→ **STATED PROBLEM**: Copy each line where the word "horizontal" occurs.

══ THE INPUT ══

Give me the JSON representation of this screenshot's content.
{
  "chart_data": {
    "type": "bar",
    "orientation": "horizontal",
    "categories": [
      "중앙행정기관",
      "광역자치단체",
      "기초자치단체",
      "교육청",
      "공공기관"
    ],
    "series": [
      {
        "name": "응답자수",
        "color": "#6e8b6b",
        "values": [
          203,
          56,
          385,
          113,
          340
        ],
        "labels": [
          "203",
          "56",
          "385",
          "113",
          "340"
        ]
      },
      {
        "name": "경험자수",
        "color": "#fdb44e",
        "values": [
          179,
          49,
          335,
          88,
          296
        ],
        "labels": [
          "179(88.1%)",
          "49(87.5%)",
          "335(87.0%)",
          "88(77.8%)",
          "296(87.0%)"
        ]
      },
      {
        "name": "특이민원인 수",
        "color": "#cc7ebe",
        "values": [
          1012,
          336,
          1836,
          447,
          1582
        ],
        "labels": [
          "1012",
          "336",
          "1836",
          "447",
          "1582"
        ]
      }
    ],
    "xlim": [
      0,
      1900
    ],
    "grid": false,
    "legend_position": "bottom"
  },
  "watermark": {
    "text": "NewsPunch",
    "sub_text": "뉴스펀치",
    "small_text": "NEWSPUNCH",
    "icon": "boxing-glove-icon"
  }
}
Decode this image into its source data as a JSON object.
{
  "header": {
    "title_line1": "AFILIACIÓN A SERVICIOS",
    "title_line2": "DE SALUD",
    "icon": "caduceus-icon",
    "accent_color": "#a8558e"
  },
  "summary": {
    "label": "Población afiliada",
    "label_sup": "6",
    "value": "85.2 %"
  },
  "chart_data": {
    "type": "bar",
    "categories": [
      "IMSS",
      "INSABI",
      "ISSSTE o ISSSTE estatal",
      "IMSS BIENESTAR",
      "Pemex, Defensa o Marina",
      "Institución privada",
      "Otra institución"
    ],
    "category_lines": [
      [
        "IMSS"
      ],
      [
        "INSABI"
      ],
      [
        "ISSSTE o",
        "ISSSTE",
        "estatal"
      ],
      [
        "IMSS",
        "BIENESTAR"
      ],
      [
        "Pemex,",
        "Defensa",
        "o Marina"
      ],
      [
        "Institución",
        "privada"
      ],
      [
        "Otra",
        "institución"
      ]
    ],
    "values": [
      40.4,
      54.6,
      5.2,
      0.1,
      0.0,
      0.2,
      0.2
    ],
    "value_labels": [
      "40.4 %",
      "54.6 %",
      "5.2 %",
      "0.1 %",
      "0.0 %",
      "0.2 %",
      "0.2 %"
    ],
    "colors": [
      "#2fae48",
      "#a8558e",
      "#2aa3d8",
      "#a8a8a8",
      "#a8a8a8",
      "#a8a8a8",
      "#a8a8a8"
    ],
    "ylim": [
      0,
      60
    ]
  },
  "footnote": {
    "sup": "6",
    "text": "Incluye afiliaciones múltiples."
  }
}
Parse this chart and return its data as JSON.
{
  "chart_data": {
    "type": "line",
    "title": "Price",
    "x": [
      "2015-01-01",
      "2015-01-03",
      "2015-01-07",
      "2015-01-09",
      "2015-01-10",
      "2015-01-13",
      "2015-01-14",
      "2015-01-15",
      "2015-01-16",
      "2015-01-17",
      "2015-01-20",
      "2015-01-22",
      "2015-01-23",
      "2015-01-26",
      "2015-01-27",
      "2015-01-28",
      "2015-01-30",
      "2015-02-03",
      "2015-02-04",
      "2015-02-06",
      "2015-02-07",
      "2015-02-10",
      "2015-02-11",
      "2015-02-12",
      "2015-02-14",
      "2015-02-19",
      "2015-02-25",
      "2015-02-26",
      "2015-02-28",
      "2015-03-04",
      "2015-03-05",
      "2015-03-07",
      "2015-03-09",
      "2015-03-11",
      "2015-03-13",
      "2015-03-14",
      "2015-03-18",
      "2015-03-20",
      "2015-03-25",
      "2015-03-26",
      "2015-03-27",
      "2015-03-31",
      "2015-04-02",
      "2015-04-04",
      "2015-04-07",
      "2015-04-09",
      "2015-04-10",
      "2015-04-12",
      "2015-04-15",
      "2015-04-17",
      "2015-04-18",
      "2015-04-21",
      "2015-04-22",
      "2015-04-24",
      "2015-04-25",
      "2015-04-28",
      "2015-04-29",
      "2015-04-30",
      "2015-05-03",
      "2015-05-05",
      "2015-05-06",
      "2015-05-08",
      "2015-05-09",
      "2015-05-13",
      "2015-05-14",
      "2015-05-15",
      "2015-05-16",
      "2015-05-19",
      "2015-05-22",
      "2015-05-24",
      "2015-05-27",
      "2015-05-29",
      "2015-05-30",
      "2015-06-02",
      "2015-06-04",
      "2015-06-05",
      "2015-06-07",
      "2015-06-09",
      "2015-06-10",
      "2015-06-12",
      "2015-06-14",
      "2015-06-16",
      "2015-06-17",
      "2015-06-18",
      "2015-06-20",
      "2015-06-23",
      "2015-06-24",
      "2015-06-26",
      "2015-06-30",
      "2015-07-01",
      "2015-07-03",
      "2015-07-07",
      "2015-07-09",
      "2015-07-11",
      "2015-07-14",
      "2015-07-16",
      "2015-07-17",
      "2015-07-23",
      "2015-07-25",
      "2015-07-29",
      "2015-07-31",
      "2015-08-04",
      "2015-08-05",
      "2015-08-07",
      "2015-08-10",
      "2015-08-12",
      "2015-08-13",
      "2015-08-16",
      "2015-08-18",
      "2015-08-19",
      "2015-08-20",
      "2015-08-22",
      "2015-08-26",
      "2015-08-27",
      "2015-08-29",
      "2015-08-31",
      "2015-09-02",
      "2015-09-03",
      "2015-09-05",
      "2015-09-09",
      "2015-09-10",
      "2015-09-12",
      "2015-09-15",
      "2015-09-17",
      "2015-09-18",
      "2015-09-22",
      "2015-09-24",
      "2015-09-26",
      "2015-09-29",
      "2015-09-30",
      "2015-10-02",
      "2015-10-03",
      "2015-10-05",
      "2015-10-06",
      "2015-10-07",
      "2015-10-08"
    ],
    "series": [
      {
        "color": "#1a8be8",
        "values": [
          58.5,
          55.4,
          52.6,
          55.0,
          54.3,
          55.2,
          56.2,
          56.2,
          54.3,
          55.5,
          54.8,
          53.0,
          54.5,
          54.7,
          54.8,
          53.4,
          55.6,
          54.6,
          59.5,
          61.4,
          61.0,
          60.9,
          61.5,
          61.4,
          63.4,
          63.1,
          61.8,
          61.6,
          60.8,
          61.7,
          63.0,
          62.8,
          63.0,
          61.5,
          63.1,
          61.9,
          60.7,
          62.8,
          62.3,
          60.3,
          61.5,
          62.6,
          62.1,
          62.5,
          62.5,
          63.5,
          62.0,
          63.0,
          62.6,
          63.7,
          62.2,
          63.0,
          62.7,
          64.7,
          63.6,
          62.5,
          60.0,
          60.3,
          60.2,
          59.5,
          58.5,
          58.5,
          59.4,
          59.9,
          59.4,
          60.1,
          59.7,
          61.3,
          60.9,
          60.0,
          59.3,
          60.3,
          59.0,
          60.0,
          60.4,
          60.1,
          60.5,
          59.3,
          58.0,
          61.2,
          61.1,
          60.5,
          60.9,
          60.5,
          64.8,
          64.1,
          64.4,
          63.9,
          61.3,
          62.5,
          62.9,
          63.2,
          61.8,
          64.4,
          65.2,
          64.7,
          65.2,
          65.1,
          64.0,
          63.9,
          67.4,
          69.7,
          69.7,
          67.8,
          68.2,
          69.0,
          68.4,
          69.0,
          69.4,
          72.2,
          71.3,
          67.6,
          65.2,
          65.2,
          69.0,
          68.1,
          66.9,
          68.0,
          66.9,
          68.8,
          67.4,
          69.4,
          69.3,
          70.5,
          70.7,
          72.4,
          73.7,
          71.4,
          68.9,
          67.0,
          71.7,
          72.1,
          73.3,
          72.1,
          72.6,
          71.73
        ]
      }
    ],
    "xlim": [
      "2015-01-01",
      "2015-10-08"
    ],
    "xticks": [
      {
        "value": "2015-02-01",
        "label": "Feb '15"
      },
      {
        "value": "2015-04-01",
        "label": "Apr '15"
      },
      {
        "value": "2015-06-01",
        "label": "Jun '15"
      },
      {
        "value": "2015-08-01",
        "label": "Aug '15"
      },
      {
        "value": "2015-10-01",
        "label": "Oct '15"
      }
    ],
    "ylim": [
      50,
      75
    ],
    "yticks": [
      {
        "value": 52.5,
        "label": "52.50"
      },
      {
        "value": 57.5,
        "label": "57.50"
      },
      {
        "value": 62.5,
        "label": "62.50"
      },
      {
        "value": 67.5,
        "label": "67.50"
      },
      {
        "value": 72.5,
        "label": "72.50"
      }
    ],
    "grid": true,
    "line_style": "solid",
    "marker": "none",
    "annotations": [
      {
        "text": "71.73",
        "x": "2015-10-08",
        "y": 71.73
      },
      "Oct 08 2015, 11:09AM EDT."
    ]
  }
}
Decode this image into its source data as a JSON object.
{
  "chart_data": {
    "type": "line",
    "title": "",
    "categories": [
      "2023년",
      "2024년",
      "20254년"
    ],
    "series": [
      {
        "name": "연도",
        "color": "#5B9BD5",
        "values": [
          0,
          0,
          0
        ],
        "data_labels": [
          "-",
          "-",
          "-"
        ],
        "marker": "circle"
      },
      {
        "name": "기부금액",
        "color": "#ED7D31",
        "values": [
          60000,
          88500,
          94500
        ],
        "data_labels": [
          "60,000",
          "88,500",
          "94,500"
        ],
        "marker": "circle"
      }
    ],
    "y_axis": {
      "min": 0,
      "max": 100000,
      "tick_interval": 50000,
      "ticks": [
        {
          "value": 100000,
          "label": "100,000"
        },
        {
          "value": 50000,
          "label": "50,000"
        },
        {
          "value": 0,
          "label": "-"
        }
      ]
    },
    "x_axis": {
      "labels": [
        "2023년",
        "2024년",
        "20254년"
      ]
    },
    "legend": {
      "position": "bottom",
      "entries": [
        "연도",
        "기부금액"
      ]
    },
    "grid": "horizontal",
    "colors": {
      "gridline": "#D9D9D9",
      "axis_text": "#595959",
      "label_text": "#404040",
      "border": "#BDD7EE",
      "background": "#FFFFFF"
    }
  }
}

═══

→ **SOLUTION TO THIS EXERCISE**:
    "orientation": "horizontal",
    "grid": "horizontal",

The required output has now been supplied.